STATED GOAL:
Copy out each of the lines below word for word, with nothing changed.

Saved entries:
****

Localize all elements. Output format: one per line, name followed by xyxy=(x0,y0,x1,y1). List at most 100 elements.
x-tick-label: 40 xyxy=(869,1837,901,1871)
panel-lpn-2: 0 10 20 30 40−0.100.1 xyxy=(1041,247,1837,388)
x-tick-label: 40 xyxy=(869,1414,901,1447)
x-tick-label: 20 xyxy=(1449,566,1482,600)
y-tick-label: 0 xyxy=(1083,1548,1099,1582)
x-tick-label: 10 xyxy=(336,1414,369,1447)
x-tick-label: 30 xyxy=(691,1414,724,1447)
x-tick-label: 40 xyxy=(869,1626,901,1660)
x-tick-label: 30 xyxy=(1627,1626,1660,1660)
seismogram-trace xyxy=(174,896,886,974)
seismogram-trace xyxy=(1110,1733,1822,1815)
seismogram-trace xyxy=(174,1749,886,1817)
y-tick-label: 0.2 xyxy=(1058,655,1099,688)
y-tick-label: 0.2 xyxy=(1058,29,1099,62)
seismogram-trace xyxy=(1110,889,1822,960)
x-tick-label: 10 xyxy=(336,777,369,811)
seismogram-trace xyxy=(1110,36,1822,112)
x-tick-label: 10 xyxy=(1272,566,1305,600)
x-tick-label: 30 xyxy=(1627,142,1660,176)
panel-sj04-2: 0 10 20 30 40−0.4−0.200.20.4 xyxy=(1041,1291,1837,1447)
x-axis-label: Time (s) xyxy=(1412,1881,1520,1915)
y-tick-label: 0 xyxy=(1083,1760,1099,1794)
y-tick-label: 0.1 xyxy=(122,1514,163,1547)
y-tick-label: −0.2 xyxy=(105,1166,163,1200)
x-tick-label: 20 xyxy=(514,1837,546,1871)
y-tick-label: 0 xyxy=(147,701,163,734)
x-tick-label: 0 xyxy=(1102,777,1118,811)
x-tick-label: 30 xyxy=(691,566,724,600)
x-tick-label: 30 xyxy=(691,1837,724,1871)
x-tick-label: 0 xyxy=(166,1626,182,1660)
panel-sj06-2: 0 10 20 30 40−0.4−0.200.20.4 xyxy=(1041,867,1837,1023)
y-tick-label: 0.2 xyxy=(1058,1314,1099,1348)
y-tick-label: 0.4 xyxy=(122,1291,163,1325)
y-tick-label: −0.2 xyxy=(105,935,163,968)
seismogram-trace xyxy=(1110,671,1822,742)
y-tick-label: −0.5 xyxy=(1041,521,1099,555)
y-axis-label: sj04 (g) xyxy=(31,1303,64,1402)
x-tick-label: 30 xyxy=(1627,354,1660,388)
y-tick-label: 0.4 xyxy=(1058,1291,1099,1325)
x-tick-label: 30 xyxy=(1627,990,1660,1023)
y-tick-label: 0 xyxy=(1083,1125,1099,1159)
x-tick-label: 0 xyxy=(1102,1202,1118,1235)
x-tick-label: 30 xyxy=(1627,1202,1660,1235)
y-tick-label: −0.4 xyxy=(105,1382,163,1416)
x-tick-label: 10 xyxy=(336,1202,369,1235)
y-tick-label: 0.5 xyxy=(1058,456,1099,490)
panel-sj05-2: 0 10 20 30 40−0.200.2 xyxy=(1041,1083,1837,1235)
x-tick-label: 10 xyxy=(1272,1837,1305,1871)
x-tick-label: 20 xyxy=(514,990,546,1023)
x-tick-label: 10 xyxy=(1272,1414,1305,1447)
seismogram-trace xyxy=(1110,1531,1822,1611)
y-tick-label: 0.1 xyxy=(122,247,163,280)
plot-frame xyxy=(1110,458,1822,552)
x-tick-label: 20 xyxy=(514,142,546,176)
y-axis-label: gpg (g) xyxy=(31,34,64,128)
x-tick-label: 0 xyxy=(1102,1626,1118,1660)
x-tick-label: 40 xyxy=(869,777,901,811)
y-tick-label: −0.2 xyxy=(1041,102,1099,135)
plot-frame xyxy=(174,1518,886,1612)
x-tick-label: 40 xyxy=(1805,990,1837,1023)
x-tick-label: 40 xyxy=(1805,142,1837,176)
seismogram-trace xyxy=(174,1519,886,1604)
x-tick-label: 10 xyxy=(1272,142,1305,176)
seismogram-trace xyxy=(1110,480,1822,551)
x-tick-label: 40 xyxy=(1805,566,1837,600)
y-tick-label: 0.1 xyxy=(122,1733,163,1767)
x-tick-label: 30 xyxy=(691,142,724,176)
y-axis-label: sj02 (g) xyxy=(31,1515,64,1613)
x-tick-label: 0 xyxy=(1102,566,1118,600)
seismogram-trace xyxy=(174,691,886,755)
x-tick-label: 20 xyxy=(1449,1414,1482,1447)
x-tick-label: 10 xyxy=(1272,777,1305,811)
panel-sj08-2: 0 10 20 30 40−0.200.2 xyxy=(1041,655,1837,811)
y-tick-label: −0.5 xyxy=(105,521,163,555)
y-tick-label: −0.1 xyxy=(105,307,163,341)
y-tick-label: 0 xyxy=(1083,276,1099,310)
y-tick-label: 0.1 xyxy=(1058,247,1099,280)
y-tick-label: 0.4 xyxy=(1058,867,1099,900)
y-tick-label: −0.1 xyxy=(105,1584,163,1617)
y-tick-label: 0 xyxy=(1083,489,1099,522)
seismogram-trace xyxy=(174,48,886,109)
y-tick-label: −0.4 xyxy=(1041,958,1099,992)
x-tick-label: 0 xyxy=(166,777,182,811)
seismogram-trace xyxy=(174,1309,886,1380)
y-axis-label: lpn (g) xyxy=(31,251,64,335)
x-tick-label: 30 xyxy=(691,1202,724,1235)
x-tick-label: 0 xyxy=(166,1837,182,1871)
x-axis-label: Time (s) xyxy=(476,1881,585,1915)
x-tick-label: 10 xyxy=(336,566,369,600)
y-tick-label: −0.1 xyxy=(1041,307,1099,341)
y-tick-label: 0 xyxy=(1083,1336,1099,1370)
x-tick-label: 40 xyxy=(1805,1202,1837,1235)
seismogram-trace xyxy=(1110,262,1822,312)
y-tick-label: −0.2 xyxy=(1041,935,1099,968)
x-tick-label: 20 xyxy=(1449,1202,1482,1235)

****

TASK RESPONSE:
Localize all elements. Output format: one per line, name followed by xyxy=(x0,y0,x1,y1). List at most 100 elements.
x-tick-label: 40 xyxy=(869,1837,901,1871)
panel-lpn-2: 0 10 20 30 40−0.100.1 xyxy=(1041,247,1837,388)
x-tick-label: 40 xyxy=(869,1414,901,1447)
x-tick-label: 20 xyxy=(1449,566,1482,600)
y-tick-label: 0 xyxy=(1083,1548,1099,1582)
x-tick-label: 10 xyxy=(336,1414,369,1447)
x-tick-label: 30 xyxy=(691,1414,724,1447)
x-tick-label: 40 xyxy=(869,1626,901,1660)
x-tick-label: 30 xyxy=(1627,1626,1660,1660)
seismogram-trace xyxy=(174,896,886,974)
seismogram-trace xyxy=(1110,1733,1822,1815)
seismogram-trace xyxy=(174,1749,886,1817)
y-tick-label: 0.2 xyxy=(1058,655,1099,688)
y-tick-label: 0.2 xyxy=(1058,29,1099,62)
seismogram-trace xyxy=(1110,889,1822,960)
x-tick-label: 10 xyxy=(336,777,369,811)
seismogram-trace xyxy=(1110,36,1822,112)
x-tick-label: 10 xyxy=(1272,566,1305,600)
x-tick-label: 30 xyxy=(1627,142,1660,176)
panel-sj04-2: 0 10 20 30 40−0.4−0.200.20.4 xyxy=(1041,1291,1837,1447)
x-axis-label: Time (s) xyxy=(1412,1881,1520,1915)
y-tick-label: 0 xyxy=(1083,1760,1099,1794)
y-tick-label: 0.1 xyxy=(122,1514,163,1547)
y-tick-label: −0.2 xyxy=(105,1166,163,1200)
x-tick-label: 20 xyxy=(514,1837,546,1871)
y-tick-label: 0 xyxy=(147,701,163,734)
x-tick-label: 0 xyxy=(1102,777,1118,811)
x-tick-label: 30 xyxy=(691,566,724,600)
x-tick-label: 30 xyxy=(691,1837,724,1871)
x-tick-label: 0 xyxy=(166,1626,182,1660)
panel-sj06-2: 0 10 20 30 40−0.4−0.200.20.4 xyxy=(1041,867,1837,1023)
y-tick-label: 0.2 xyxy=(1058,1314,1099,1348)
y-tick-label: 0.4 xyxy=(122,1291,163,1325)
y-tick-label: −0.2 xyxy=(105,935,163,968)
seismogram-trace xyxy=(1110,671,1822,742)
y-tick-label: −0.5 xyxy=(1041,521,1099,555)
y-axis-label: sj04 (g) xyxy=(31,1303,64,1402)
x-tick-label: 30 xyxy=(1627,354,1660,388)
y-tick-label: 0.4 xyxy=(1058,1291,1099,1325)
x-tick-label: 30 xyxy=(1627,990,1660,1023)
y-tick-label: 0 xyxy=(1083,1125,1099,1159)
x-tick-label: 0 xyxy=(1102,1202,1118,1235)
x-tick-label: 30 xyxy=(1627,1202,1660,1235)
y-tick-label: −0.4 xyxy=(105,1382,163,1416)
x-tick-label: 10 xyxy=(336,1202,369,1235)
y-tick-label: 0.5 xyxy=(1058,456,1099,490)
panel-sj05-2: 0 10 20 30 40−0.200.2 xyxy=(1041,1083,1837,1235)
x-tick-label: 10 xyxy=(1272,1837,1305,1871)
x-tick-label: 20 xyxy=(514,990,546,1023)
x-tick-label: 10 xyxy=(1272,1414,1305,1447)
seismogram-trace xyxy=(1110,1531,1822,1611)
y-tick-label: 0.1 xyxy=(122,247,163,280)
plot-frame xyxy=(1110,458,1822,552)
x-tick-label: 20 xyxy=(514,142,546,176)
y-axis-label: gpg (g) xyxy=(31,34,64,128)
x-tick-label: 0 xyxy=(1102,1626,1118,1660)
x-tick-label: 40 xyxy=(869,777,901,811)
y-tick-label: −0.2 xyxy=(1041,102,1099,135)
plot-frame xyxy=(174,1518,886,1612)
x-tick-label: 40 xyxy=(1805,990,1837,1023)
x-tick-label: 40 xyxy=(1805,142,1837,176)
seismogram-trace xyxy=(174,1519,886,1604)
x-tick-label: 10 xyxy=(1272,142,1305,176)
seismogram-trace xyxy=(1110,480,1822,551)
x-tick-label: 40 xyxy=(1805,566,1837,600)
y-tick-label: 0.1 xyxy=(122,1733,163,1767)
x-tick-label: 30 xyxy=(691,142,724,176)
y-axis-label: sj02 (g) xyxy=(31,1515,64,1613)
x-tick-label: 0 xyxy=(1102,566,1118,600)
seismogram-trace xyxy=(174,691,886,755)
x-tick-label: 20 xyxy=(1449,1414,1482,1447)
x-tick-label: 10 xyxy=(1272,777,1305,811)
panel-sj08-2: 0 10 20 30 40−0.200.2 xyxy=(1041,655,1837,811)
y-tick-label: −0.5 xyxy=(105,521,163,555)
y-tick-label: −0.1 xyxy=(105,307,163,341)
y-tick-label: 0 xyxy=(1083,276,1099,310)
y-tick-label: 0.1 xyxy=(1058,247,1099,280)
y-tick-label: 0.4 xyxy=(1058,867,1099,900)
y-tick-label: −0.1 xyxy=(105,1584,163,1617)
y-tick-label: 0 xyxy=(1083,489,1099,522)
seismogram-trace xyxy=(174,48,886,109)
y-tick-label: −0.4 xyxy=(1041,958,1099,992)
x-tick-label: 0 xyxy=(166,777,182,811)
seismogram-trace xyxy=(174,1309,886,1380)
y-axis-label: lpn (g) xyxy=(31,251,64,335)
x-tick-label: 30 xyxy=(691,1202,724,1235)
x-tick-label: 0 xyxy=(166,1837,182,1871)
x-axis-label: Time (s) xyxy=(476,1881,585,1915)
x-tick-label: 10 xyxy=(336,566,369,600)
y-tick-label: −0.1 xyxy=(1041,307,1099,341)
y-tick-label: 0 xyxy=(1083,1336,1099,1370)
x-tick-label: 40 xyxy=(1805,1202,1837,1235)
seismogram-trace xyxy=(1110,262,1822,312)
y-tick-label: −0.2 xyxy=(1041,935,1099,968)
x-tick-label: 20 xyxy=(1449,1202,1482,1235)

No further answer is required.